-- Start of EXERCISE DATA --
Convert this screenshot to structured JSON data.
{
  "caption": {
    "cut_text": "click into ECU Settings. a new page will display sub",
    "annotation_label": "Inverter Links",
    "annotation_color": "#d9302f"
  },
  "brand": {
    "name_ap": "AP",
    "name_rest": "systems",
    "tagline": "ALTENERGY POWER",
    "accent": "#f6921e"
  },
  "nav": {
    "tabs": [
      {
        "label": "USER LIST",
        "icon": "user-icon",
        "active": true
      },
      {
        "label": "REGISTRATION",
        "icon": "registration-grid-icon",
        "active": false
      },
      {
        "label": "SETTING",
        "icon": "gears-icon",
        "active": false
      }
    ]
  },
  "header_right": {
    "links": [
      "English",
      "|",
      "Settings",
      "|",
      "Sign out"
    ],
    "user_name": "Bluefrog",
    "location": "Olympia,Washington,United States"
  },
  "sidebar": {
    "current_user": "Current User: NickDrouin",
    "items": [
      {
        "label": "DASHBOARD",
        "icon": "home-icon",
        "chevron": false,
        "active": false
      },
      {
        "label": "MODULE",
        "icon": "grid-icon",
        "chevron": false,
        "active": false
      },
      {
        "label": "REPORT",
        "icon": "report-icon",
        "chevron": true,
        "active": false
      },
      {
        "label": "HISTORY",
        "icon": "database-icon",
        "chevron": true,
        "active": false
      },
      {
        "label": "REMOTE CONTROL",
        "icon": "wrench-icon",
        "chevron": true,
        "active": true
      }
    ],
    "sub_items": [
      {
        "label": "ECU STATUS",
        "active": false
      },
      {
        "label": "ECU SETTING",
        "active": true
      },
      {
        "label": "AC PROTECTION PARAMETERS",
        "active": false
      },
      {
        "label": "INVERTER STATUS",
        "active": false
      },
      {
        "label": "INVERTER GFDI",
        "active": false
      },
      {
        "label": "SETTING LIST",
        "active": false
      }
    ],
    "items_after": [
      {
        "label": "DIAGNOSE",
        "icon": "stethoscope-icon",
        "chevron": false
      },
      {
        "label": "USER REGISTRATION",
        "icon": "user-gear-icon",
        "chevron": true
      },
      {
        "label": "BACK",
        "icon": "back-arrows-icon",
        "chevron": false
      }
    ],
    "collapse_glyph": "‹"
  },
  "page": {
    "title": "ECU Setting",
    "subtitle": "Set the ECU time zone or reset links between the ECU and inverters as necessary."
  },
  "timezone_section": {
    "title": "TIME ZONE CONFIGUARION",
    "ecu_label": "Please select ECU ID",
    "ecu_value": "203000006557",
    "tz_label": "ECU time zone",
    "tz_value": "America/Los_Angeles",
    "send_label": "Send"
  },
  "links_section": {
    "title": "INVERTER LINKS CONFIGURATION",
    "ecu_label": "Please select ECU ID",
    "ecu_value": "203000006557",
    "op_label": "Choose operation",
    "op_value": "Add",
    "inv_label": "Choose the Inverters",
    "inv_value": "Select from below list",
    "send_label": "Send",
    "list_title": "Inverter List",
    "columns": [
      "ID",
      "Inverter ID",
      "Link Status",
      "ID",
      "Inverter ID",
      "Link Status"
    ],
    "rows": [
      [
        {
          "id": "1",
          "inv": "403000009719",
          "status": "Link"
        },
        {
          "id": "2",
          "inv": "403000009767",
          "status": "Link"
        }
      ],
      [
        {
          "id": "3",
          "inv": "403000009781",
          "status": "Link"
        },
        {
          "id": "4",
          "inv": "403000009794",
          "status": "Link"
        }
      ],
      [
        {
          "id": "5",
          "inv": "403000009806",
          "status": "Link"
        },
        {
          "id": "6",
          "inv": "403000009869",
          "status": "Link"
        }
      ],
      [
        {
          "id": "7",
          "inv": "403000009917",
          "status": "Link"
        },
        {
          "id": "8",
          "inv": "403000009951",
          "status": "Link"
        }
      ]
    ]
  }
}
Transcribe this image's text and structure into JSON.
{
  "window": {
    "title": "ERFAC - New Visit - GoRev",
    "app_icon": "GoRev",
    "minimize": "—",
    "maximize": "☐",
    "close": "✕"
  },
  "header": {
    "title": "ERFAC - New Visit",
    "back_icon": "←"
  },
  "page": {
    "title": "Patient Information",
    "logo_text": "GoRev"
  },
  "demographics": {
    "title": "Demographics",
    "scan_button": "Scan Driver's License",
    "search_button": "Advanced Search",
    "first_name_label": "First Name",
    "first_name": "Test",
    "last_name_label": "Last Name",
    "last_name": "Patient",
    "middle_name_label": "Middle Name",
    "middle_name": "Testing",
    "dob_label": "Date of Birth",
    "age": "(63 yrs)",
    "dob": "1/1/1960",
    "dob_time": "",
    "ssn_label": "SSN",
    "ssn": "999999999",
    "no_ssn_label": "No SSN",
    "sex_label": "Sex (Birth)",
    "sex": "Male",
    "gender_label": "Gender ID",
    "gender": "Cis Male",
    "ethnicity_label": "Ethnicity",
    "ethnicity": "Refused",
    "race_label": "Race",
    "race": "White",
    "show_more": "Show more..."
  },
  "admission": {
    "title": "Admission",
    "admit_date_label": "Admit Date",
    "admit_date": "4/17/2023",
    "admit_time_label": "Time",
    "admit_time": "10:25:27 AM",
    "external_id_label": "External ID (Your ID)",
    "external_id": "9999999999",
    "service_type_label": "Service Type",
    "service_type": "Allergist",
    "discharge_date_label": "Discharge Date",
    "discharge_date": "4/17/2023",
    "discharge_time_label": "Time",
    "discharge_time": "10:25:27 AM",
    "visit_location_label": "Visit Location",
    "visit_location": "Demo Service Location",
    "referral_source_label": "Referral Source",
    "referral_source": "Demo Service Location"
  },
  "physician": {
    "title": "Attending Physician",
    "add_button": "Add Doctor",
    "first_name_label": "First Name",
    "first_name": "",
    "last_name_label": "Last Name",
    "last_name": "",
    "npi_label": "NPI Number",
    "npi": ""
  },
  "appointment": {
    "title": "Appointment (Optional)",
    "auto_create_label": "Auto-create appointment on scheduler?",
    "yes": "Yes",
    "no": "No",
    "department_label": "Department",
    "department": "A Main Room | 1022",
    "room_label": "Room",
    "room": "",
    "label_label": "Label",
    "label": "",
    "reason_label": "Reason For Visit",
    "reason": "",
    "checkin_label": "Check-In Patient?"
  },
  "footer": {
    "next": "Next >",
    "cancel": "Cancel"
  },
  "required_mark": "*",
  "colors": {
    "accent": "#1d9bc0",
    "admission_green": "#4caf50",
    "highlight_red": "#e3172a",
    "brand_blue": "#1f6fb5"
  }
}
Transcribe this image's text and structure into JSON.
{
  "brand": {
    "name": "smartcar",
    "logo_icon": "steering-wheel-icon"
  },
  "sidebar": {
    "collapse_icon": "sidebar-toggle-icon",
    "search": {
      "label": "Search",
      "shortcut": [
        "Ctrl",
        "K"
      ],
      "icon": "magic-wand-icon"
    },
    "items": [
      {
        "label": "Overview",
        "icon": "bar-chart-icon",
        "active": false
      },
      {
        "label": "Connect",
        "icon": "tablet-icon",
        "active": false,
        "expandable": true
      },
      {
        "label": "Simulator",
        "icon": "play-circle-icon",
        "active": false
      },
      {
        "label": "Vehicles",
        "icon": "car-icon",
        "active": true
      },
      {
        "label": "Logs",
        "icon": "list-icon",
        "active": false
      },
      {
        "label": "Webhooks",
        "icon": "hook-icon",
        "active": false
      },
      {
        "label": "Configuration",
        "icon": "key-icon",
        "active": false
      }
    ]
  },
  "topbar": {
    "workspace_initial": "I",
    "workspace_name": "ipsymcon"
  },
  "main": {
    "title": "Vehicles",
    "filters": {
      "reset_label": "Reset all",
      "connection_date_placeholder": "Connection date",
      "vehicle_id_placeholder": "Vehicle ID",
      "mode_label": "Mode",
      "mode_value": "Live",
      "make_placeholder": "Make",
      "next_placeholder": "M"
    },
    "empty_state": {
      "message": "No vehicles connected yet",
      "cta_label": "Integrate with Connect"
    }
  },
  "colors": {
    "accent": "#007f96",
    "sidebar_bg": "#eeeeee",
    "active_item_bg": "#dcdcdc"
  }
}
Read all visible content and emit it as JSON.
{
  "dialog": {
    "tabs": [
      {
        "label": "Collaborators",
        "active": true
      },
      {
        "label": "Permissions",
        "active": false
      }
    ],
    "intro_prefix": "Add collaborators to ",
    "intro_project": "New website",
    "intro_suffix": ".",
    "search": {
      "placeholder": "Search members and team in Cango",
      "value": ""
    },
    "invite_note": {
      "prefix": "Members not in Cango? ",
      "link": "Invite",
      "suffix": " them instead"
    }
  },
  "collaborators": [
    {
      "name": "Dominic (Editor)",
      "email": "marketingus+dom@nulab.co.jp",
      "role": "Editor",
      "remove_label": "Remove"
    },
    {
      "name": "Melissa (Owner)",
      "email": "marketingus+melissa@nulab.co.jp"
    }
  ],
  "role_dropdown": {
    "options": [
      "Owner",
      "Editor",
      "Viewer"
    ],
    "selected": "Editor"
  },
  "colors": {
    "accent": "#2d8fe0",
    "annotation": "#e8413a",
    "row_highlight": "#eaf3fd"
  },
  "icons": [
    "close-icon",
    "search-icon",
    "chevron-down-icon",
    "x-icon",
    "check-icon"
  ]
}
-- End of EXERCISE DATA --
▶ _DIRECTION_:
Copy all lines of the material above where the string "GoRev" occurs.

▶ _IN RESPONSE_:
    "title": "ERFAC - New Visit - GoRev",
    "app_icon": "GoRev",
    "logo_text": "GoRev"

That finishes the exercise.